*WHAT YOU HAVE TO DO*: Quote each line of the material verbatim, without the pictures.

Stored data entries:
- - - - -
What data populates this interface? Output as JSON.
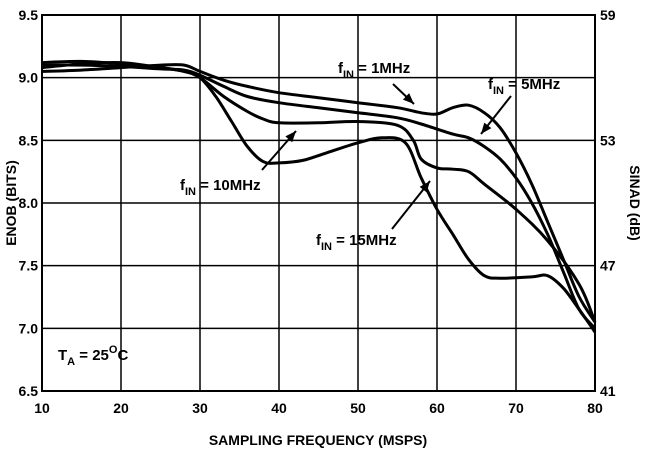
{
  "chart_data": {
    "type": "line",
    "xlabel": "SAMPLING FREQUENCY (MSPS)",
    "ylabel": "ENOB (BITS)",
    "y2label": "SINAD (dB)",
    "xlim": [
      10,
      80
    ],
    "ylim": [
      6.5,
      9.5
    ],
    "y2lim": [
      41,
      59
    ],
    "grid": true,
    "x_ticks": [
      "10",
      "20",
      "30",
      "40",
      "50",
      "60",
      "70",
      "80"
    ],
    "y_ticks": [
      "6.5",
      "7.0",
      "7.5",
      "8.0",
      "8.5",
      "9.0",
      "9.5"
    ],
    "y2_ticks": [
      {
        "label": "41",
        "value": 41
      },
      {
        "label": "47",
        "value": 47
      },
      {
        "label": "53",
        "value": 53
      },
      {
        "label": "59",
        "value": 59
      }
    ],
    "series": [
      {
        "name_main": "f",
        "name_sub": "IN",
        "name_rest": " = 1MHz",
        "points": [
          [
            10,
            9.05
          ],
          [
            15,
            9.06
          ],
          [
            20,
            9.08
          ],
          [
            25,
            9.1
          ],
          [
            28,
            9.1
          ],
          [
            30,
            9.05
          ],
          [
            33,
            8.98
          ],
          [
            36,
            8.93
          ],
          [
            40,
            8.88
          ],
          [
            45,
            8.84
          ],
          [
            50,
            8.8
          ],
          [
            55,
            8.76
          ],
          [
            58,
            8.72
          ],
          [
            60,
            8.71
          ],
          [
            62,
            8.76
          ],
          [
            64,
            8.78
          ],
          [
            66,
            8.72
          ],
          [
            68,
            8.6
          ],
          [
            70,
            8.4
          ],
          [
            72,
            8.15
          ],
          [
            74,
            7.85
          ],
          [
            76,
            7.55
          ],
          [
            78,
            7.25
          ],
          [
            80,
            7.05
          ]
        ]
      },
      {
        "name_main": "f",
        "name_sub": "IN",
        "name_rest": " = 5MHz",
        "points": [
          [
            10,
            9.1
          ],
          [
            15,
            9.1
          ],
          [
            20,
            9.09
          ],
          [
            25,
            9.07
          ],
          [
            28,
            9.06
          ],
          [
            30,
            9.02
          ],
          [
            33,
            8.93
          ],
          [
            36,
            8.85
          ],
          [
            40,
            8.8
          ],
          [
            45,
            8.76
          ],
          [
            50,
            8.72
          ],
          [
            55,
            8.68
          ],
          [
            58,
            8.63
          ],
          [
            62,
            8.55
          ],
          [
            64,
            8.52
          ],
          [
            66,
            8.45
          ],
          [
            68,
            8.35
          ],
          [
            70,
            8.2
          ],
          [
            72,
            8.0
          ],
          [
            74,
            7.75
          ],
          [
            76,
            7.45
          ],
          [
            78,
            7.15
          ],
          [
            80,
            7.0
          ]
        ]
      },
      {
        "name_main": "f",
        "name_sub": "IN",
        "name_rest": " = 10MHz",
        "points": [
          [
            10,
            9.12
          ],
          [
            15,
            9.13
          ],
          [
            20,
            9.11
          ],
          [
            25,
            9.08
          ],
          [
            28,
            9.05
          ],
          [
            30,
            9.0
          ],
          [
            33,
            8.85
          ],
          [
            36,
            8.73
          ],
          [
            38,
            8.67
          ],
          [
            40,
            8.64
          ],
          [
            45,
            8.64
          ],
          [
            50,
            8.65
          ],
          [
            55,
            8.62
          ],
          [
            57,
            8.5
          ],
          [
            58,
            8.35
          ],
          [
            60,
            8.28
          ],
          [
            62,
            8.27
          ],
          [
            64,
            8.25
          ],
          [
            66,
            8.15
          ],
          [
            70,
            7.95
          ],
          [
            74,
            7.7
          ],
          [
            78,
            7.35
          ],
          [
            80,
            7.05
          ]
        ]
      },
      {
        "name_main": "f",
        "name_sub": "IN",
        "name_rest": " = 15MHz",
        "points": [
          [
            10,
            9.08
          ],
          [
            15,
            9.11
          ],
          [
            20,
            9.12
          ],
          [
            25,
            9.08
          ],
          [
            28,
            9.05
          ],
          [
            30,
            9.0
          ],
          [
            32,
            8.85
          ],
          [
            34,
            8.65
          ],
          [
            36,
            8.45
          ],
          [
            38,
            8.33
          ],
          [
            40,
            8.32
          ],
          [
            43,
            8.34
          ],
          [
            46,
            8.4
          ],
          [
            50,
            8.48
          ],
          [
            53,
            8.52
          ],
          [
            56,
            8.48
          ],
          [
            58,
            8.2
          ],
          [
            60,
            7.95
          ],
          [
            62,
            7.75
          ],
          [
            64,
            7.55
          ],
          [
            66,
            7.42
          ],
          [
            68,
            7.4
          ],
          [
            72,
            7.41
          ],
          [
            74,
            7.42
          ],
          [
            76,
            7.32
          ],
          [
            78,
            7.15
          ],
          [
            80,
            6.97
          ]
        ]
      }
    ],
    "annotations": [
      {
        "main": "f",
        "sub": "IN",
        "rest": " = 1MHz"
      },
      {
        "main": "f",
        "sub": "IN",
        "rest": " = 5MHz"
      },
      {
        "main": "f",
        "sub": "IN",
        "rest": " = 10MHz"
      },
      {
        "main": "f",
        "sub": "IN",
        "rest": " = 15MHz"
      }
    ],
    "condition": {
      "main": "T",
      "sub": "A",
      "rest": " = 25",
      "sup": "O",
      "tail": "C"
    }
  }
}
- - - - -
*RESULT OF THIS TASK*:
What data populates this interface? Output as JSON.
{
  "chart_data": {
    "type": "line",
    "xlabel": "SAMPLING FREQUENCY (MSPS)",
    "ylabel": "ENOB (BITS)",
    "y2label": "SINAD (dB)",
    "xlim": [
      10,
      80
    ],
    "ylim": [
      6.5,
      9.5
    ],
    "y2lim": [
      41,
      59
    ],
    "grid": true,
    "x_ticks": [
      "10",
      "20",
      "30",
      "40",
      "50",
      "60",
      "70",
      "80"
    ],
    "y_ticks": [
      "6.5",
      "7.0",
      "7.5",
      "8.0",
      "8.5",
      "9.0",
      "9.5"
    ],
    "y2_ticks": [
      {
        "label": "41",
        "value": 41
      },
      {
        "label": "47",
        "value": 47
      },
      {
        "label": "53",
        "value": 53
      },
      {
        "label": "59",
        "value": 59
      }
    ],
    "series": [
      {
        "name_main": "f",
        "name_sub": "IN",
        "name_rest": " = 1MHz",
        "points": [
          [
            10,
            9.05
          ],
          [
            15,
            9.06
          ],
          [
            20,
            9.08
          ],
          [
            25,
            9.1
          ],
          [
            28,
            9.1
          ],
          [
            30,
            9.05
          ],
          [
            33,
            8.98
          ],
          [
            36,
            8.93
          ],
          [
            40,
            8.88
          ],
          [
            45,
            8.84
          ],
          [
            50,
            8.8
          ],
          [
            55,
            8.76
          ],
          [
            58,
            8.72
          ],
          [
            60,
            8.71
          ],
          [
            62,
            8.76
          ],
          [
            64,
            8.78
          ],
          [
            66,
            8.72
          ],
          [
            68,
            8.6
          ],
          [
            70,
            8.4
          ],
          [
            72,
            8.15
          ],
          [
            74,
            7.85
          ],
          [
            76,
            7.55
          ],
          [
            78,
            7.25
          ],
          [
            80,
            7.05
          ]
        ]
      },
      {
        "name_main": "f",
        "name_sub": "IN",
        "name_rest": " = 5MHz",
        "points": [
          [
            10,
            9.1
          ],
          [
            15,
            9.1
          ],
          [
            20,
            9.09
          ],
          [
            25,
            9.07
          ],
          [
            28,
            9.06
          ],
          [
            30,
            9.02
          ],
          [
            33,
            8.93
          ],
          [
            36,
            8.85
          ],
          [
            40,
            8.8
          ],
          [
            45,
            8.76
          ],
          [
            50,
            8.72
          ],
          [
            55,
            8.68
          ],
          [
            58,
            8.63
          ],
          [
            62,
            8.55
          ],
          [
            64,
            8.52
          ],
          [
            66,
            8.45
          ],
          [
            68,
            8.35
          ],
          [
            70,
            8.2
          ],
          [
            72,
            8.0
          ],
          [
            74,
            7.75
          ],
          [
            76,
            7.45
          ],
          [
            78,
            7.15
          ],
          [
            80,
            7.0
          ]
        ]
      },
      {
        "name_main": "f",
        "name_sub": "IN",
        "name_rest": " = 10MHz",
        "points": [
          [
            10,
            9.12
          ],
          [
            15,
            9.13
          ],
          [
            20,
            9.11
          ],
          [
            25,
            9.08
          ],
          [
            28,
            9.05
          ],
          [
            30,
            9.0
          ],
          [
            33,
            8.85
          ],
          [
            36,
            8.73
          ],
          [
            38,
            8.67
          ],
          [
            40,
            8.64
          ],
          [
            45,
            8.64
          ],
          [
            50,
            8.65
          ],
          [
            55,
            8.62
          ],
          [
            57,
            8.5
          ],
          [
            58,
            8.35
          ],
          [
            60,
            8.28
          ],
          [
            62,
            8.27
          ],
          [
            64,
            8.25
          ],
          [
            66,
            8.15
          ],
          [
            70,
            7.95
          ],
          [
            74,
            7.7
          ],
          [
            78,
            7.35
          ],
          [
            80,
            7.05
          ]
        ]
      },
      {
        "name_main": "f",
        "name_sub": "IN",
        "name_rest": " = 15MHz",
        "points": [
          [
            10,
            9.08
          ],
          [
            15,
            9.11
          ],
          [
            20,
            9.12
          ],
          [
            25,
            9.08
          ],
          [
            28,
            9.05
          ],
          [
            30,
            9.0
          ],
          [
            32,
            8.85
          ],
          [
            34,
            8.65
          ],
          [
            36,
            8.45
          ],
          [
            38,
            8.33
          ],
          [
            40,
            8.32
          ],
          [
            43,
            8.34
          ],
          [
            46,
            8.4
          ],
          [
            50,
            8.48
          ],
          [
            53,
            8.52
          ],
          [
            56,
            8.48
          ],
          [
            58,
            8.2
          ],
          [
            60,
            7.95
          ],
          [
            62,
            7.75
          ],
          [
            64,
            7.55
          ],
          [
            66,
            7.42
          ],
          [
            68,
            7.4
          ],
          [
            72,
            7.41
          ],
          [
            74,
            7.42
          ],
          [
            76,
            7.32
          ],
          [
            78,
            7.15
          ],
          [
            80,
            6.97
          ]
        ]
      }
    ],
    "annotations": [
      {
        "main": "f",
        "sub": "IN",
        "rest": " = 1MHz"
      },
      {
        "main": "f",
        "sub": "IN",
        "rest": " = 5MHz"
      },
      {
        "main": "f",
        "sub": "IN",
        "rest": " = 10MHz"
      },
      {
        "main": "f",
        "sub": "IN",
        "rest": " = 15MHz"
      }
    ],
    "condition": {
      "main": "T",
      "sub": "A",
      "rest": " = 25",
      "sup": "O",
      "tail": "C"
    }
  }
}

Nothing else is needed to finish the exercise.